What you will do>
All of the data needs to be repeated exactly.

Extracted material>
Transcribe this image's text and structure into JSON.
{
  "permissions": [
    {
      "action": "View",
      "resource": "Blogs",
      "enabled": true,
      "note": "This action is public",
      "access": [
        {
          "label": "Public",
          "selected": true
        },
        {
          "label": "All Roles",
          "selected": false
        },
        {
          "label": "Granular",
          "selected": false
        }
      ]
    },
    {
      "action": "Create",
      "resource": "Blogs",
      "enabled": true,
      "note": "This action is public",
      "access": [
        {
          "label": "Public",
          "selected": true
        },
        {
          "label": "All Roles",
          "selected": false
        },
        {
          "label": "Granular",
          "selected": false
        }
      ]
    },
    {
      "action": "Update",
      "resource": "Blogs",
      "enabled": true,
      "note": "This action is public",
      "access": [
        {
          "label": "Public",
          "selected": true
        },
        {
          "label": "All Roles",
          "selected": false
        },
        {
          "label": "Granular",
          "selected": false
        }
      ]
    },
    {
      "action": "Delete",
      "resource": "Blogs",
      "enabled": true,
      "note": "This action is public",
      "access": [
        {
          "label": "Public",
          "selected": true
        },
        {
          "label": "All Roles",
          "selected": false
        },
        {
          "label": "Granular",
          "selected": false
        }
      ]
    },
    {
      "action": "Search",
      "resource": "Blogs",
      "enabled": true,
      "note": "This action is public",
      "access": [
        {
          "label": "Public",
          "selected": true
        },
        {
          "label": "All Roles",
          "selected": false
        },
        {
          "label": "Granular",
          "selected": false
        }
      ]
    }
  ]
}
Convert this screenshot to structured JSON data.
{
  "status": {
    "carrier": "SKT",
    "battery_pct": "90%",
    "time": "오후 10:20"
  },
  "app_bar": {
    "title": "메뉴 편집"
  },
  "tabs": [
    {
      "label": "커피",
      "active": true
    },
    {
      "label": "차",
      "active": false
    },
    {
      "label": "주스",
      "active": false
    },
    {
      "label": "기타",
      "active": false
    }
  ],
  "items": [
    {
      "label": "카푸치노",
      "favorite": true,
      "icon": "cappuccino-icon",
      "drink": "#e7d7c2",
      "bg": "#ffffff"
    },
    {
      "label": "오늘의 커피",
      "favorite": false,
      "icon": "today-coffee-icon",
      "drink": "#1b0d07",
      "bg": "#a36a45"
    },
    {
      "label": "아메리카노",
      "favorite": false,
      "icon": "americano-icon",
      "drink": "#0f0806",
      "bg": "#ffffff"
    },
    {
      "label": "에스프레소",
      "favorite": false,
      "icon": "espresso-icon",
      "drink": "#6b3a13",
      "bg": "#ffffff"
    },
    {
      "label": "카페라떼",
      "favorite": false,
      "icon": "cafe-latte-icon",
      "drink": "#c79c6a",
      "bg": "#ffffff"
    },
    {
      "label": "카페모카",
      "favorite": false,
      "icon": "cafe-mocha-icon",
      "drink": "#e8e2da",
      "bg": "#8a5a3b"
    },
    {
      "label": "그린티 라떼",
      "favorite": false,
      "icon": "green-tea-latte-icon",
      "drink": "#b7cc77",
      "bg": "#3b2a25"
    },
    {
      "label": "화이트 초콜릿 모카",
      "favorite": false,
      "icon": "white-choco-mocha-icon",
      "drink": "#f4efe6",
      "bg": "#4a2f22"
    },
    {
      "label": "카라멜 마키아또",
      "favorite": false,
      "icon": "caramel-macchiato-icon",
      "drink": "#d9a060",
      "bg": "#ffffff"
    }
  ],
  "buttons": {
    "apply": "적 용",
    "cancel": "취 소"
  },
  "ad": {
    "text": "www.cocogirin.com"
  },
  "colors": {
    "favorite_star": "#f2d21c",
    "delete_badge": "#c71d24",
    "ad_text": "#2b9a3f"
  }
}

Result for this task>
Transcribe this image's text and structure into JSON.
{
  "permissions": [
    {
      "action": "View",
      "resource": "Blogs",
      "enabled": true,
      "note": "This action is public",
      "access": [
        {
          "label": "Public",
          "selected": true
        },
        {
          "label": "All Roles",
          "selected": false
        },
        {
          "label": "Granular",
          "selected": false
        }
      ]
    },
    {
      "action": "Create",
      "resource": "Blogs",
      "enabled": true,
      "note": "This action is public",
      "access": [
        {
          "label": "Public",
          "selected": true
        },
        {
          "label": "All Roles",
          "selected": false
        },
        {
          "label": "Granular",
          "selected": false
        }
      ]
    },
    {
      "action": "Update",
      "resource": "Blogs",
      "enabled": true,
      "note": "This action is public",
      "access": [
        {
          "label": "Public",
          "selected": true
        },
        {
          "label": "All Roles",
          "selected": false
        },
        {
          "label": "Granular",
          "selected": false
        }
      ]
    },
    {
      "action": "Delete",
      "resource": "Blogs",
      "enabled": true,
      "note": "This action is public",
      "access": [
        {
          "label": "Public",
          "selected": true
        },
        {
          "label": "All Roles",
          "selected": false
        },
        {
          "label": "Granular",
          "selected": false
        }
      ]
    },
    {
      "action": "Search",
      "resource": "Blogs",
      "enabled": true,
      "note": "This action is public",
      "access": [
        {
          "label": "Public",
          "selected": true
        },
        {
          "label": "All Roles",
          "selected": false
        },
        {
          "label": "Granular",
          "selected": false
        }
      ]
    }
  ]
}
Convert this screenshot to structured JSON data.
{
  "status": {
    "carrier": "SKT",
    "battery_pct": "90%",
    "time": "오후 10:20"
  },
  "app_bar": {
    "title": "메뉴 편집"
  },
  "tabs": [
    {
      "label": "커피",
      "active": true
    },
    {
      "label": "차",
      "active": false
    },
    {
      "label": "주스",
      "active": false
    },
    {
      "label": "기타",
      "active": false
    }
  ],
  "items": [
    {
      "label": "카푸치노",
      "favorite": true,
      "icon": "cappuccino-icon",
      "drink": "#e7d7c2",
      "bg": "#ffffff"
    },
    {
      "label": "오늘의 커피",
      "favorite": false,
      "icon": "today-coffee-icon",
      "drink": "#1b0d07",
      "bg": "#a36a45"
    },
    {
      "label": "아메리카노",
      "favorite": false,
      "icon": "americano-icon",
      "drink": "#0f0806",
      "bg": "#ffffff"
    },
    {
      "label": "에스프레소",
      "favorite": false,
      "icon": "espresso-icon",
      "drink": "#6b3a13",
      "bg": "#ffffff"
    },
    {
      "label": "카페라떼",
      "favorite": false,
      "icon": "cafe-latte-icon",
      "drink": "#c79c6a",
      "bg": "#ffffff"
    },
    {
      "label": "카페모카",
      "favorite": false,
      "icon": "cafe-mocha-icon",
      "drink": "#e8e2da",
      "bg": "#8a5a3b"
    },
    {
      "label": "그린티 라떼",
      "favorite": false,
      "icon": "green-tea-latte-icon",
      "drink": "#b7cc77",
      "bg": "#3b2a25"
    },
    {
      "label": "화이트 초콜릿 모카",
      "favorite": false,
      "icon": "white-choco-mocha-icon",
      "drink": "#f4efe6",
      "bg": "#4a2f22"
    },
    {
      "label": "카라멜 마키아또",
      "favorite": false,
      "icon": "caramel-macchiato-icon",
      "drink": "#d9a060",
      "bg": "#ffffff"
    }
  ],
  "buttons": {
    "apply": "적 용",
    "cancel": "취 소"
  },
  "ad": {
    "text": "www.cocogirin.com"
  },
  "colors": {
    "favorite_star": "#f2d21c",
    "delete_badge": "#c71d24",
    "ad_text": "#2b9a3f"
  }
}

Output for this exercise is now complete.